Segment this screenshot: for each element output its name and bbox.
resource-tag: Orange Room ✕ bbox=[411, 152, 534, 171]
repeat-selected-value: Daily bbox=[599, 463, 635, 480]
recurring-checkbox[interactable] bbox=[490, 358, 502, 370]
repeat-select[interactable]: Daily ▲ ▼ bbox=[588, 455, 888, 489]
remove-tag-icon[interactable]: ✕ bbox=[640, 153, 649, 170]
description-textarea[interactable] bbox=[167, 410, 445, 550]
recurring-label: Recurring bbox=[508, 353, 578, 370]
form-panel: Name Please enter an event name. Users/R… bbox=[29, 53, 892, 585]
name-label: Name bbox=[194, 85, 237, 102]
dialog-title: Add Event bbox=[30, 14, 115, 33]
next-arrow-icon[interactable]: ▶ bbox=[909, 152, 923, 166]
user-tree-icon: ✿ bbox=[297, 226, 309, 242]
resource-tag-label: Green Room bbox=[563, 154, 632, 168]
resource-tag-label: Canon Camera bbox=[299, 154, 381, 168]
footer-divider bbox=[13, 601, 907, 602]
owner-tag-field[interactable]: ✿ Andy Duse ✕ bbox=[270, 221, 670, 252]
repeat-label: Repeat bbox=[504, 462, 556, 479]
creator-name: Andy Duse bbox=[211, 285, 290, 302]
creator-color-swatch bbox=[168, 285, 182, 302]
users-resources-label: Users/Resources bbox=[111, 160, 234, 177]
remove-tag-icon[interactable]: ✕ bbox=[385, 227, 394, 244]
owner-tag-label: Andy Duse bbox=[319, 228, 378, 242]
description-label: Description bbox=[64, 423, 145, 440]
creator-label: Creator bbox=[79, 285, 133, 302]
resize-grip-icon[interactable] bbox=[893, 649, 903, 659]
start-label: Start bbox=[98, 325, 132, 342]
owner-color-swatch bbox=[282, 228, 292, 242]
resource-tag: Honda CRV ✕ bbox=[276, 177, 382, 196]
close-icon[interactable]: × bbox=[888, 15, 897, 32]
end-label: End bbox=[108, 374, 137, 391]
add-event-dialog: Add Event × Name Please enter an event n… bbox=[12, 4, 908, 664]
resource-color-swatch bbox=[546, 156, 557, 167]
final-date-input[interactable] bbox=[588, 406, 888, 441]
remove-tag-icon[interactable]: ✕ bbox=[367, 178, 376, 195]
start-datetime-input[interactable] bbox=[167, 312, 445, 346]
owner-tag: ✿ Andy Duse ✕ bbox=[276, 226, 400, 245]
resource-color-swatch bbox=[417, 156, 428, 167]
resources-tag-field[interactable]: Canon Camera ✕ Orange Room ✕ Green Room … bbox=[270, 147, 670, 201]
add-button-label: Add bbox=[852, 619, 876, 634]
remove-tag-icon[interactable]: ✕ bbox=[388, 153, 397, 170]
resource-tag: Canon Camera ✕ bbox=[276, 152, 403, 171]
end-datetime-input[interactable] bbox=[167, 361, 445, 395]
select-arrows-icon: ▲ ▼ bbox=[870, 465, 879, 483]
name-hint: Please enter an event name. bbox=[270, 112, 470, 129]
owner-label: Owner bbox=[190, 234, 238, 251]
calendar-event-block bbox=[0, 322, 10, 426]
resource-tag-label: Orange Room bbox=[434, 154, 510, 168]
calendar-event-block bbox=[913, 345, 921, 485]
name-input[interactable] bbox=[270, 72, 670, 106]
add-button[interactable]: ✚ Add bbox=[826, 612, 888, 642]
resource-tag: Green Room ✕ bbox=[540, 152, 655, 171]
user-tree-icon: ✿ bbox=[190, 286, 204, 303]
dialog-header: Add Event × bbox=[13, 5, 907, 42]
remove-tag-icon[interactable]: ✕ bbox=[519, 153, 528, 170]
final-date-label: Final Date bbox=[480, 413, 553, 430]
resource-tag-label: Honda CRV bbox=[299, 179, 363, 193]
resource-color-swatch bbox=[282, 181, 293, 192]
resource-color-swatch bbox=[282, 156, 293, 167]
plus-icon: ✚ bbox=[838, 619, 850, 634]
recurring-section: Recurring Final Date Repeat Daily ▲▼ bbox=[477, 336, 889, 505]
====
What you need to do>
Change every "Green Room" in the items above to "Blue Room" and reproduce the lines with all other text identical.

Answer>
Segment this screenshot: for each element output its name and bbox.
resource-tag: Orange Room ✕ bbox=[411, 152, 534, 171]
repeat-selected-value: Daily bbox=[599, 463, 635, 480]
recurring-checkbox[interactable] bbox=[490, 358, 502, 370]
repeat-select[interactable]: Daily ▲ ▼ bbox=[588, 455, 888, 489]
remove-tag-icon[interactable]: ✕ bbox=[640, 153, 649, 170]
description-textarea[interactable] bbox=[167, 410, 445, 550]
recurring-label: Recurring bbox=[508, 353, 578, 370]
form-panel: Name Please enter an event name. Users/R… bbox=[29, 53, 892, 585]
name-label: Name bbox=[194, 85, 237, 102]
dialog-title: Add Event bbox=[30, 14, 115, 33]
next-arrow-icon[interactable]: ▶ bbox=[909, 152, 923, 166]
user-tree-icon: ✿ bbox=[297, 226, 309, 242]
resource-tag-label: Blue Room bbox=[563, 154, 632, 168]
resource-tag-label: Canon Camera bbox=[299, 154, 381, 168]
footer-divider bbox=[13, 601, 907, 602]
owner-tag-field[interactable]: ✿ Andy Duse ✕ bbox=[270, 221, 670, 252]
repeat-label: Repeat bbox=[504, 462, 556, 479]
creator-name: Andy Duse bbox=[211, 285, 290, 302]
creator-color-swatch bbox=[168, 285, 182, 302]
users-resources-label: Users/Resources bbox=[111, 160, 234, 177]
remove-tag-icon[interactable]: ✕ bbox=[385, 227, 394, 244]
owner-tag-label: Andy Duse bbox=[319, 228, 378, 242]
description-label: Description bbox=[64, 423, 145, 440]
creator-label: Creator bbox=[79, 285, 133, 302]
resize-grip-icon[interactable] bbox=[893, 649, 903, 659]
start-label: Start bbox=[98, 325, 132, 342]
owner-color-swatch bbox=[282, 228, 292, 242]
resource-tag: Honda CRV ✕ bbox=[276, 177, 382, 196]
close-icon[interactable]: × bbox=[888, 15, 897, 32]
end-label: End bbox=[108, 374, 137, 391]
add-event-dialog: Add Event × Name Please enter an event n… bbox=[12, 4, 908, 664]
resource-color-swatch bbox=[546, 156, 557, 167]
final-date-input[interactable] bbox=[588, 406, 888, 441]
remove-tag-icon[interactable]: ✕ bbox=[367, 178, 376, 195]
start-datetime-input[interactable] bbox=[167, 312, 445, 346]
owner-tag: ✿ Andy Duse ✕ bbox=[276, 226, 400, 245]
resource-color-swatch bbox=[417, 156, 428, 167]
resources-tag-field[interactable]: Canon Camera ✕ Orange Room ✕ Blue Room … bbox=[270, 147, 670, 201]
add-button-label: Add bbox=[852, 619, 876, 634]
remove-tag-icon[interactable]: ✕ bbox=[388, 153, 397, 170]
resource-tag: Canon Camera ✕ bbox=[276, 152, 403, 171]
end-datetime-input[interactable] bbox=[167, 361, 445, 395]
select-arrows-icon: ▲ ▼ bbox=[870, 465, 879, 483]
name-hint: Please enter an event name. bbox=[270, 112, 470, 129]
owner-label: Owner bbox=[190, 234, 238, 251]
calendar-event-block bbox=[0, 322, 10, 426]
resource-tag-label: Orange Room bbox=[434, 154, 510, 168]
calendar-event-block bbox=[913, 345, 921, 485]
name-input[interactable] bbox=[270, 72, 670, 106]
add-button[interactable]: ✚ Add bbox=[826, 612, 888, 642]
resource-tag: Blue Room ✕ bbox=[540, 152, 655, 171]
user-tree-icon: ✿ bbox=[190, 286, 204, 303]
dialog-header: Add Event × bbox=[13, 5, 907, 42]
remove-tag-icon[interactable]: ✕ bbox=[519, 153, 528, 170]
final-date-label: Final Date bbox=[480, 413, 553, 430]
resource-tag-label: Honda CRV bbox=[299, 179, 363, 193]
resource-color-swatch bbox=[282, 181, 293, 192]
resource-color-swatch bbox=[282, 156, 293, 167]
plus-icon: ✚ bbox=[838, 619, 850, 634]
recurring-section: Recurring Final Date Repeat Daily ▲▼ bbox=[477, 336, 889, 505]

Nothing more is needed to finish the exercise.